►

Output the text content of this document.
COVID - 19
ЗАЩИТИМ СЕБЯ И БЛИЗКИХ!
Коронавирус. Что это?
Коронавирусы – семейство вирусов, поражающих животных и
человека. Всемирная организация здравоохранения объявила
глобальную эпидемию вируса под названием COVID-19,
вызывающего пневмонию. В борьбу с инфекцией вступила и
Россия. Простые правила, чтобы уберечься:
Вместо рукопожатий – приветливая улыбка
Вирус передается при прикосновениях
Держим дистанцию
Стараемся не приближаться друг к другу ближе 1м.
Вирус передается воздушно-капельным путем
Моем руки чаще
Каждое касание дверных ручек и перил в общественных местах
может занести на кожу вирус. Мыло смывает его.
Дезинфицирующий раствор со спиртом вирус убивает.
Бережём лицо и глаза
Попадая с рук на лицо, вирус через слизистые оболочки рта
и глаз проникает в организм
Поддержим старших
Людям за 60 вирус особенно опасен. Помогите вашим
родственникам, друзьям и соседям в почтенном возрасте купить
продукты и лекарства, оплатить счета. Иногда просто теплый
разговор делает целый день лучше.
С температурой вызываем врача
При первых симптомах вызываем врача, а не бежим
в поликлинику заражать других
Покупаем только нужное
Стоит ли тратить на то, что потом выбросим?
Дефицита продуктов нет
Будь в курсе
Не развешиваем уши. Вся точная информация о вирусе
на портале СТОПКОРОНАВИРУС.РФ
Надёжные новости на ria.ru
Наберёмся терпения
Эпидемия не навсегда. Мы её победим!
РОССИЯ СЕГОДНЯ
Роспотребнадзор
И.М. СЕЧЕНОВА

◄

Copy out the whole listing, exactly as written.

Output the text content of this document.
COVID - 19
ЗАЩИТИМ СЕБЯ И БЛИЗКИХ!
Коронавирус. Что это?
Коронавирусы – семейство вирусов, поражающих животных и
человека. Всемирная организация здравоохранения объявила
глобальную эпидемию вируса под названием COVID-19,
вызывающего пневмонию. В борьбу с инфекцией вступила и
Россия. Простые правила, чтобы уберечься:
Вместо рукопожатий – приветливая улыбка
Вирус передается при прикосновениях
Держим дистанцию
Стараемся не приближаться друг к другу ближе 1м.
Вирус передается воздушно-капельным путем
Моем руки чаще
Каждое касание дверных ручек и перил в общественных местах
может занести на кожу вирус. Мыло смывает его.
Дезинфицирующий раствор со спиртом вирус убивает.
Бережём лицо и глаза
Попадая с рук на лицо, вирус через слизистые оболочки рта
и глаз проникает в организм
Поддержим старших
Людям за 60 вирус особенно опасен. Помогите вашим
родственникам, друзьям и соседям в почтенном возрасте купить
продукты и лекарства, оплатить счета. Иногда просто теплый
разговор делает целый день лучше.
С температурой вызываем врача
При первых симптомах вызываем врача, а не бежим
в поликлинику заражать других
Покупаем только нужное
Стоит ли тратить на то, что потом выбросим?
Дефицита продуктов нет
Будь в курсе
Не развешиваем уши. Вся точная информация о вирусе
на портале СТОПКОРОНАВИРУС.РФ
Надёжные новости на ria.ru
Наберёмся терпения
Эпидемия не навсегда. Мы её победим!
РОССИЯ СЕГОДНЯ
Роспотребнадзор
И.М. СЕЧЕНОВА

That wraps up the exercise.